## Given information
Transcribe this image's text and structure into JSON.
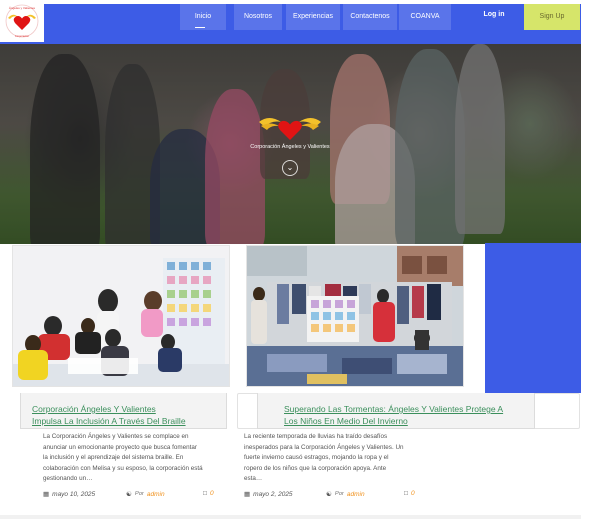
{
  "header": {
    "logo_icon": "heart-wings-logo",
    "nav": [
      {
        "label": "Inicio",
        "active": true
      },
      {
        "label": "Nosotros"
      },
      {
        "label": "Experiencias"
      },
      {
        "label": "Contactenos"
      },
      {
        "label": "COANVA"
      }
    ],
    "login": "Log in",
    "signup": "Sign Up"
  },
  "hero": {
    "brand_title": "Corporación Ángeles y Valientes",
    "brand_icon": "heart-wings-icon",
    "scroll_icon": "chevron-down-icon"
  },
  "posts": [
    {
      "title_line1": "Corporación Ángeles Y Valientes",
      "title_line2": "Impulsa La Inclusión A Través Del Braille",
      "excerpt": [
        "La Corporación Ángeles y Valientes se complace en",
        "anunciar un emocionante proyecto que busca fomentar",
        "la inclusión y el aprendizaje del sistema braille. En",
        "colaboración con Melisa y su esposo, la corporación está",
        "gestionando un…"
      ],
      "date": "mayo 10, 2025",
      "by": "Por",
      "author": "admin",
      "comments": "0"
    },
    {
      "title_line1": "Superando Las Tormentas: Ángeles Y Valientes Protege A",
      "title_line2": "Los Niños En Medio Del Invierno",
      "excerpt": [
        "La reciente temporada de lluvias ha traído desafíos",
        "inesperados para la Corporación Ángeles y Valientes. Un",
        "fuerte invierno causó estragos, mojando la ropa y el",
        "ropero de los niños que la corporación apoya. Ante",
        "esta…"
      ],
      "date": "mayo 2, 2025",
      "by": "Por",
      "author": "admin",
      "comments": "0"
    }
  ],
  "colors": {
    "primary_blue": "#3d5ce6",
    "nav_button": "#5a74ea",
    "signup": "#d6e56a",
    "title_green": "#3b8f5c",
    "author_orange": "#f0921e",
    "heart_red": "#e01414"
  }
}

## Task
Quote the data exactly, leaving every image out of the copy.

## Exercise result
Transcribe this image's text and structure into JSON.
{
  "header": {
    "logo_icon": "heart-wings-logo",
    "nav": [
      {
        "label": "Inicio",
        "active": true
      },
      {
        "label": "Nosotros"
      },
      {
        "label": "Experiencias"
      },
      {
        "label": "Contactenos"
      },
      {
        "label": "COANVA"
      }
    ],
    "login": "Log in",
    "signup": "Sign Up"
  },
  "hero": {
    "brand_title": "Corporación Ángeles y Valientes",
    "brand_icon": "heart-wings-icon",
    "scroll_icon": "chevron-down-icon"
  },
  "posts": [
    {
      "title_line1": "Corporación Ángeles Y Valientes",
      "title_line2": "Impulsa La Inclusión A Través Del Braille",
      "excerpt": [
        "La Corporación Ángeles y Valientes se complace en",
        "anunciar un emocionante proyecto que busca fomentar",
        "la inclusión y el aprendizaje del sistema braille. En",
        "colaboración con Melisa y su esposo, la corporación está",
        "gestionando un…"
      ],
      "date": "mayo 10, 2025",
      "by": "Por",
      "author": "admin",
      "comments": "0"
    },
    {
      "title_line1": "Superando Las Tormentas: Ángeles Y Valientes Protege A",
      "title_line2": "Los Niños En Medio Del Invierno",
      "excerpt": [
        "La reciente temporada de lluvias ha traído desafíos",
        "inesperados para la Corporación Ángeles y Valientes. Un",
        "fuerte invierno causó estragos, mojando la ropa y el",
        "ropero de los niños que la corporación apoya. Ante",
        "esta…"
      ],
      "date": "mayo 2, 2025",
      "by": "Por",
      "author": "admin",
      "comments": "0"
    }
  ],
  "colors": {
    "primary_blue": "#3d5ce6",
    "nav_button": "#5a74ea",
    "signup": "#d6e56a",
    "title_green": "#3b8f5c",
    "author_orange": "#f0921e",
    "heart_red": "#e01414"
  }
}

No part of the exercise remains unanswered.